▶ **TASK GOAL**: Find each line containing the string "based" and return it.

▶ **DATASET EXCERPTS**:
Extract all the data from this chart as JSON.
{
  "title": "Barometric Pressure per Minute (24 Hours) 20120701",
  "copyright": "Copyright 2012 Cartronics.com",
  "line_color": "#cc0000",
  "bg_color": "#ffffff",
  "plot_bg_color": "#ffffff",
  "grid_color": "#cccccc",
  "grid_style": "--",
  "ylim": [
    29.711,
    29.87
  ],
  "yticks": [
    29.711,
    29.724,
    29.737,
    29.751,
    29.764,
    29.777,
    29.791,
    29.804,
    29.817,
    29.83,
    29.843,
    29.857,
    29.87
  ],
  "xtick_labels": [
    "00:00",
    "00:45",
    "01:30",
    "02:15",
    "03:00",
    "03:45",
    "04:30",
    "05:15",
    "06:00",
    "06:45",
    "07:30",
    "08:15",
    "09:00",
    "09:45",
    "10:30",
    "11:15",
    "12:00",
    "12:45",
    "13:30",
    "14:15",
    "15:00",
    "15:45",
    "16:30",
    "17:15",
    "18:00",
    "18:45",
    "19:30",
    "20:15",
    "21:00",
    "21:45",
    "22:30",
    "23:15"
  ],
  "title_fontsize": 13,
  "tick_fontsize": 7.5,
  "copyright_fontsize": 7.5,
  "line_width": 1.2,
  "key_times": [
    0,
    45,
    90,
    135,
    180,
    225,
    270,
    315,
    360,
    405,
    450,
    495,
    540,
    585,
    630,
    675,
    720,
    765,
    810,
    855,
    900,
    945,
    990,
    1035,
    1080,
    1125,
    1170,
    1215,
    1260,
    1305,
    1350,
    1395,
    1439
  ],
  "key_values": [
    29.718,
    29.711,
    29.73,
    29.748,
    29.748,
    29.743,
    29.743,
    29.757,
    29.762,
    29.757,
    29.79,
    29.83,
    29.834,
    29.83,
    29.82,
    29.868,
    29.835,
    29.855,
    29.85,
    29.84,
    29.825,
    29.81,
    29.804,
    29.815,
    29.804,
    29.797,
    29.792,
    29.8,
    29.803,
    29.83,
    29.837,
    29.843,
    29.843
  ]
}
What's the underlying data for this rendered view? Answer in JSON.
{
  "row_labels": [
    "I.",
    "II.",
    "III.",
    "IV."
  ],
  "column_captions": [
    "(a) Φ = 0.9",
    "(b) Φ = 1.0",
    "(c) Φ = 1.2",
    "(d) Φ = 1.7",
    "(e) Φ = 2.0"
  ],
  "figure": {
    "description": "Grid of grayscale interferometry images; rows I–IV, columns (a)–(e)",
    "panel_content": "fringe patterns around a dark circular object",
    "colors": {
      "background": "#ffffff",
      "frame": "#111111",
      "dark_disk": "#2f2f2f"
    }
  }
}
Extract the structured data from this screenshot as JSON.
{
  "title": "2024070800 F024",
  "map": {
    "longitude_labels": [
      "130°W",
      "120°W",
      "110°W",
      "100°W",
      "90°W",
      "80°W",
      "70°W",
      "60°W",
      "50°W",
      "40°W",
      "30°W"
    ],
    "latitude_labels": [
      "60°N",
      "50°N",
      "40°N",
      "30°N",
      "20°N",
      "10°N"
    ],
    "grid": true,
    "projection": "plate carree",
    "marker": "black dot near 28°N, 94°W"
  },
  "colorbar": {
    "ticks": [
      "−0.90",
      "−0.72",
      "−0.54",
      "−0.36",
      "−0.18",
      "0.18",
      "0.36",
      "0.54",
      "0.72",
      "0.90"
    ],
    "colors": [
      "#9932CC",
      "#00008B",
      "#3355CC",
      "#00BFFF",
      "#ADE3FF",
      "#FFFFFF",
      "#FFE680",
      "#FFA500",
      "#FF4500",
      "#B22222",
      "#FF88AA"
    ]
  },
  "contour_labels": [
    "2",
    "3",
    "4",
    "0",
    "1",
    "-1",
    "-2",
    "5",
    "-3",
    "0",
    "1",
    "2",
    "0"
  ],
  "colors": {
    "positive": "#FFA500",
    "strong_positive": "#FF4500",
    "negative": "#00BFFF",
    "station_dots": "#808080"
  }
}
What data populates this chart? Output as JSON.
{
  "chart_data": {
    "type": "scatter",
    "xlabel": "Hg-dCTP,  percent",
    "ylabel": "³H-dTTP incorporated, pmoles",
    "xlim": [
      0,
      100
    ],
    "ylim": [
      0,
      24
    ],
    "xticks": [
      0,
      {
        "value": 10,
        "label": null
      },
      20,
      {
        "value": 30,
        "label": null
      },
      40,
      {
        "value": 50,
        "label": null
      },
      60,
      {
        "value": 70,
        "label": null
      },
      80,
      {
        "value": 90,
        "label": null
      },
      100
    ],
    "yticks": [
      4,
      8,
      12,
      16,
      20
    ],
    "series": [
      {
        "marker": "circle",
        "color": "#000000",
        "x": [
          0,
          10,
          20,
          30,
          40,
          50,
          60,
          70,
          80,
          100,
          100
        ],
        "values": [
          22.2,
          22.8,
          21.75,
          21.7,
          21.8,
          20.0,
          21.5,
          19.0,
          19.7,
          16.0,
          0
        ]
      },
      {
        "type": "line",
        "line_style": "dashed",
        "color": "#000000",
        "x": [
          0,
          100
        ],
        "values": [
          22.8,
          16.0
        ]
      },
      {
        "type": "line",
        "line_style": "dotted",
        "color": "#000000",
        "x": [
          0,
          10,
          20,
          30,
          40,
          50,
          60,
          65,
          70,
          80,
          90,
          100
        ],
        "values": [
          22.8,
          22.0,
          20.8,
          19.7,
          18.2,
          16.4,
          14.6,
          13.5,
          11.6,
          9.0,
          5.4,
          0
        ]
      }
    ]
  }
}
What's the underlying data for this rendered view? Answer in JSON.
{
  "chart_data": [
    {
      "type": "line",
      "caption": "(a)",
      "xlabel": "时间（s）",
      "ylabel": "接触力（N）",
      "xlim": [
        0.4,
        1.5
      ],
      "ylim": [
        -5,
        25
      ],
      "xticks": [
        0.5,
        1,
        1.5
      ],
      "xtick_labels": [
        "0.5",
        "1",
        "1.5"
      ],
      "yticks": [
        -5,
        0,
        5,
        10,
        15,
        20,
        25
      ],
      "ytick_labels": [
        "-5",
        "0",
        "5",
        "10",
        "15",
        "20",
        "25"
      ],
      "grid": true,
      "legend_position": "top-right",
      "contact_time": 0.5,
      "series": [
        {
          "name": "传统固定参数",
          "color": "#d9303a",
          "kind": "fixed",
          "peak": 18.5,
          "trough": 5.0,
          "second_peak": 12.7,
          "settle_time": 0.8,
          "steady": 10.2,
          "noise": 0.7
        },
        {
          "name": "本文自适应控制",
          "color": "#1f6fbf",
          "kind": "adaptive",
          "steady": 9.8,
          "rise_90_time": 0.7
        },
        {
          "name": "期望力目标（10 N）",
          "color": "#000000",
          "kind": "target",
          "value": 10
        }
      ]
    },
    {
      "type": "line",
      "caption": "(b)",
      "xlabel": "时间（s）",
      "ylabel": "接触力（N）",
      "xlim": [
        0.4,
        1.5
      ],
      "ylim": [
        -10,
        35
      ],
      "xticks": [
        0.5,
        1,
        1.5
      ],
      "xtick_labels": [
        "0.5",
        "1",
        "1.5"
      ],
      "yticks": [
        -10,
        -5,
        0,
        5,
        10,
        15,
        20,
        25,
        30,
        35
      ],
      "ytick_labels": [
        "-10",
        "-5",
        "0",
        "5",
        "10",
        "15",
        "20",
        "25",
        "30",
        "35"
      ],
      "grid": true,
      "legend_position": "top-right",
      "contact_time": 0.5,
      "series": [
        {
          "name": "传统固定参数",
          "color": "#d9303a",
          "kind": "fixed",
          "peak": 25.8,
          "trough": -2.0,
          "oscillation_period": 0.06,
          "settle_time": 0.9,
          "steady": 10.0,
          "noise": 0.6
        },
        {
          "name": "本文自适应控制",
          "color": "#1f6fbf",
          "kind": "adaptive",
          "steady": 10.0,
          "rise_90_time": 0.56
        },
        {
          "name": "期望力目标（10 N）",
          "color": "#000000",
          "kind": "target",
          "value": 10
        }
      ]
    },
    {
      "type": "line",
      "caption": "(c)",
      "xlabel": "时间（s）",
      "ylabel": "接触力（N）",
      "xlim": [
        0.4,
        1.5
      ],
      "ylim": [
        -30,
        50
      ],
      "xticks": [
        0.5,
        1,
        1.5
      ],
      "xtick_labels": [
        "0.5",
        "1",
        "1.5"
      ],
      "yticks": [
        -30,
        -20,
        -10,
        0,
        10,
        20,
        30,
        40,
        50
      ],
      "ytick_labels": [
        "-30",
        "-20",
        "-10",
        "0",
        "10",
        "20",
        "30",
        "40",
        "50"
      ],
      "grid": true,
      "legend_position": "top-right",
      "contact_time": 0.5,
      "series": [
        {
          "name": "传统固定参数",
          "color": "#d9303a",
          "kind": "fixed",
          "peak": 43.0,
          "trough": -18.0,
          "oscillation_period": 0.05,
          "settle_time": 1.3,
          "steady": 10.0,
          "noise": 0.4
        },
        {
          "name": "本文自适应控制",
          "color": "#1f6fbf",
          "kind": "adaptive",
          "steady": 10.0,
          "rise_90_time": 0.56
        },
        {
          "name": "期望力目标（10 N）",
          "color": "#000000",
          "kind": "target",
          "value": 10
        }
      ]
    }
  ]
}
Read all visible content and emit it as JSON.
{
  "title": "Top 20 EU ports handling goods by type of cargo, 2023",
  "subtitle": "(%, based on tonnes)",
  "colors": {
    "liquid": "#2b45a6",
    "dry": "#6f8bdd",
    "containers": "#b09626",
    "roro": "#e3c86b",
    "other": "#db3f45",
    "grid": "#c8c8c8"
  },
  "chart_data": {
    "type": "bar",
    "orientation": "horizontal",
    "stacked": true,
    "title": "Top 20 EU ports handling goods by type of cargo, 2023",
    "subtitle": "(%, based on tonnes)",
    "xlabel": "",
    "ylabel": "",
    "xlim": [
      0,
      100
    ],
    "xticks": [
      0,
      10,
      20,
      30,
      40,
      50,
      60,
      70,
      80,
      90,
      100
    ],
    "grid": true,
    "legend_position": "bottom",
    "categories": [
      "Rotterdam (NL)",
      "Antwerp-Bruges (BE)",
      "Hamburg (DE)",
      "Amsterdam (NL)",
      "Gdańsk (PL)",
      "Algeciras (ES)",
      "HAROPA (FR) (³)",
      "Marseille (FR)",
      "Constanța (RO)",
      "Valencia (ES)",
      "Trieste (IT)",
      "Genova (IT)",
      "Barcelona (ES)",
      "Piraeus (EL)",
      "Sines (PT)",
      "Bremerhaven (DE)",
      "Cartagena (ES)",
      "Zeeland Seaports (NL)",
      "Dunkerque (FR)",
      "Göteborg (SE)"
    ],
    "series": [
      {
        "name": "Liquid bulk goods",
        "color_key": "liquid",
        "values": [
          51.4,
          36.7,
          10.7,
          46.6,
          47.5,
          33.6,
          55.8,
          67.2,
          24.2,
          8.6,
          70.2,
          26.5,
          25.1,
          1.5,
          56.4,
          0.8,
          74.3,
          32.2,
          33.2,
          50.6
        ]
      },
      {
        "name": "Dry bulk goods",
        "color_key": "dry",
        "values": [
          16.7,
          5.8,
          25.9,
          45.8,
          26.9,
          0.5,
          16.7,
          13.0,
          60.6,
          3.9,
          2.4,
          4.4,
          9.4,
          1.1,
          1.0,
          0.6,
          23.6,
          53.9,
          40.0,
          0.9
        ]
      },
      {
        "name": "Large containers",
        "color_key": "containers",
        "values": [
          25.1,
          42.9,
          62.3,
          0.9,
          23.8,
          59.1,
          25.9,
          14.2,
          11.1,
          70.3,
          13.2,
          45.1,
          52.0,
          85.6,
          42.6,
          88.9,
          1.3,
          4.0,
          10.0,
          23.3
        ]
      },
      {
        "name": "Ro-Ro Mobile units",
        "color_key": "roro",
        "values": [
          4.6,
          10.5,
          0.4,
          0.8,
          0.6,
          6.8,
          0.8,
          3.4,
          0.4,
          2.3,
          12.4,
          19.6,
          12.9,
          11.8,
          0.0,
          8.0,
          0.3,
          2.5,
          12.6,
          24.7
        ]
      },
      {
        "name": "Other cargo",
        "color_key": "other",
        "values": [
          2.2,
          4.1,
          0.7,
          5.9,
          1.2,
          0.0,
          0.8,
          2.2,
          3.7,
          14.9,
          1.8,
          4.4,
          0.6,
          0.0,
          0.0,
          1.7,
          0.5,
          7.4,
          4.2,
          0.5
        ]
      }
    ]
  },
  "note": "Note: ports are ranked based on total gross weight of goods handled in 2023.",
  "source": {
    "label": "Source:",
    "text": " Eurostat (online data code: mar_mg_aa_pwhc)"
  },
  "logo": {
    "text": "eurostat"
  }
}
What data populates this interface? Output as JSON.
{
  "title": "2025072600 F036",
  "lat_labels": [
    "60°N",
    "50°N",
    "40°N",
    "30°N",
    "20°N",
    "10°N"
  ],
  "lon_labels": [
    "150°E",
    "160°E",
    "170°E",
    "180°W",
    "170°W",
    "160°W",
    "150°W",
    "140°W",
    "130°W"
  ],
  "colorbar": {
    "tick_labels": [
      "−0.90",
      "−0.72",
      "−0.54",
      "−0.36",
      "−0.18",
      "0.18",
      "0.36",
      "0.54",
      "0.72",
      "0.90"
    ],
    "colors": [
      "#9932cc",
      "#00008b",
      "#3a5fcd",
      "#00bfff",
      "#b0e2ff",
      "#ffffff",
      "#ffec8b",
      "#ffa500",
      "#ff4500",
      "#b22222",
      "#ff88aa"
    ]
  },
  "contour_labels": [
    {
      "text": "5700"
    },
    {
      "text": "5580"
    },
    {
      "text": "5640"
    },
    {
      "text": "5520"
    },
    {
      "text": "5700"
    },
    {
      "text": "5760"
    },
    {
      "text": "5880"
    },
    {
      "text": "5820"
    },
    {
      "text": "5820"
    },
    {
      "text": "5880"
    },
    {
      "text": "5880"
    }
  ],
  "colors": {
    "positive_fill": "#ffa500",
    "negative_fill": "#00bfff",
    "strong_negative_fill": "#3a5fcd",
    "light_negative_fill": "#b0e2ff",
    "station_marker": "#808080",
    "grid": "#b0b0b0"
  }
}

▶ **FINAL RESULT**:
  "subtitle": "(%, based on tonnes)",
    "subtitle": "(%, based on tonnes)",
  "note": "Note: ports are ranked based on total gross weight of goods handled in 2023.",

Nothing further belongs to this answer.